--- Start Entries shown ---

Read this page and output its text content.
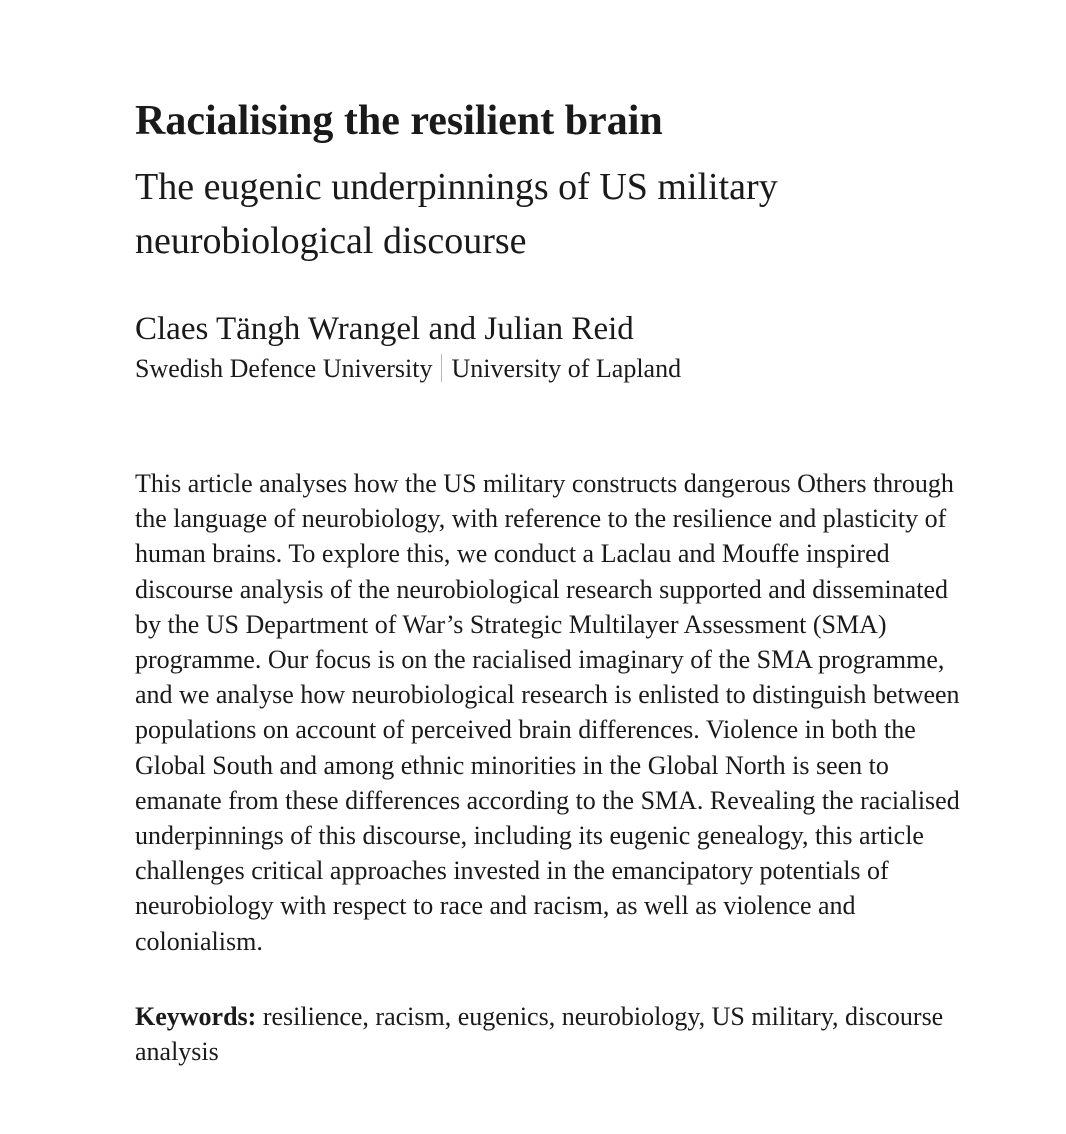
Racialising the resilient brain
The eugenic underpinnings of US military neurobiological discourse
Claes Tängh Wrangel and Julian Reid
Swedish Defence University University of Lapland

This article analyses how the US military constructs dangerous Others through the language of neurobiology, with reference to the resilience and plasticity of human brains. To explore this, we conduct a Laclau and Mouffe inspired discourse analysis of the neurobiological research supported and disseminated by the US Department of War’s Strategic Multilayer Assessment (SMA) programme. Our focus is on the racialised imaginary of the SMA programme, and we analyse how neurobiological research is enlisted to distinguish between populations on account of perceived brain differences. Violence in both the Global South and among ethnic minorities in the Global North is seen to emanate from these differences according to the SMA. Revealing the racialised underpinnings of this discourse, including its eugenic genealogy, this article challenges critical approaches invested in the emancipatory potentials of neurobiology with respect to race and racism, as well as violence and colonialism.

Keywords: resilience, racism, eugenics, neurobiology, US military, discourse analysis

--- End Entries shown ---
--- Start Entries shown ---

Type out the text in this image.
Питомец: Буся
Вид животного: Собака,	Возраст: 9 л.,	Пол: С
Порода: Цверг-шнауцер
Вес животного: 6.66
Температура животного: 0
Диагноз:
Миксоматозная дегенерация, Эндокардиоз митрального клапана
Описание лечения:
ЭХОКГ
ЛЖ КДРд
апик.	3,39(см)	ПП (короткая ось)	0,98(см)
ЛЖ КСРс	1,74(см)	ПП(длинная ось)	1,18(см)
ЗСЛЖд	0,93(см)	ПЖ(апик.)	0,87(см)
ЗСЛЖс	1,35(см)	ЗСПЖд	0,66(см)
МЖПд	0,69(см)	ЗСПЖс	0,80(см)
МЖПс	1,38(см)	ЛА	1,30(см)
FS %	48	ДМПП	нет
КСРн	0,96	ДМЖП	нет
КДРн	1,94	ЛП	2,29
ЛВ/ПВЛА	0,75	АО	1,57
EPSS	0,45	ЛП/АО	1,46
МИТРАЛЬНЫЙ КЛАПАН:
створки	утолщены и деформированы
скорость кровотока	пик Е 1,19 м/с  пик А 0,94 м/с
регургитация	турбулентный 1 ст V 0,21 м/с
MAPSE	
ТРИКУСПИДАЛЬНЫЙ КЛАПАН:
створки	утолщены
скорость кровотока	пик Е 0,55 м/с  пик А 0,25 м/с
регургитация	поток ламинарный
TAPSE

--- End Entries shown ---
--- Start Entries shown ---

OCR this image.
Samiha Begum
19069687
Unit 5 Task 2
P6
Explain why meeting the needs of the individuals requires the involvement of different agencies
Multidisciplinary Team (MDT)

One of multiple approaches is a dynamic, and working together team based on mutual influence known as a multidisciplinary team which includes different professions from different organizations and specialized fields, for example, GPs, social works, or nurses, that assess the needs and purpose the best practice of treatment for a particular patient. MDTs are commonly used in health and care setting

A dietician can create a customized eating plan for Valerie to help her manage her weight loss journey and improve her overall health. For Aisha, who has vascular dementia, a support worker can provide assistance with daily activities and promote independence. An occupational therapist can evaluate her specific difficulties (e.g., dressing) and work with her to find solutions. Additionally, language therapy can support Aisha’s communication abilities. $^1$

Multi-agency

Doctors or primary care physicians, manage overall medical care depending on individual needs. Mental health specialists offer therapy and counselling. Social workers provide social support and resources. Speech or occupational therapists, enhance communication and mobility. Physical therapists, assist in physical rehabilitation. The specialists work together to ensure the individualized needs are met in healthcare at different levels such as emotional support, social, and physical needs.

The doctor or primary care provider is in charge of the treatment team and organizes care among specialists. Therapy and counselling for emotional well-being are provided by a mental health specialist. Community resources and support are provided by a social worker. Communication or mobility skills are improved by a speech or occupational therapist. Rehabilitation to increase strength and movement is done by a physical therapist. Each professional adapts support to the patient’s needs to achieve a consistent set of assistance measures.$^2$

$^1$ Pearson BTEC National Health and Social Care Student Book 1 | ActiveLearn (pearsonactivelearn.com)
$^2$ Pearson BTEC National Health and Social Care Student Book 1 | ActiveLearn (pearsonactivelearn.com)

--- End Entries shown ---

From the material above, copy each line that includes the word "утолщены".

створки	утолщены и деформированы
створки	утолщены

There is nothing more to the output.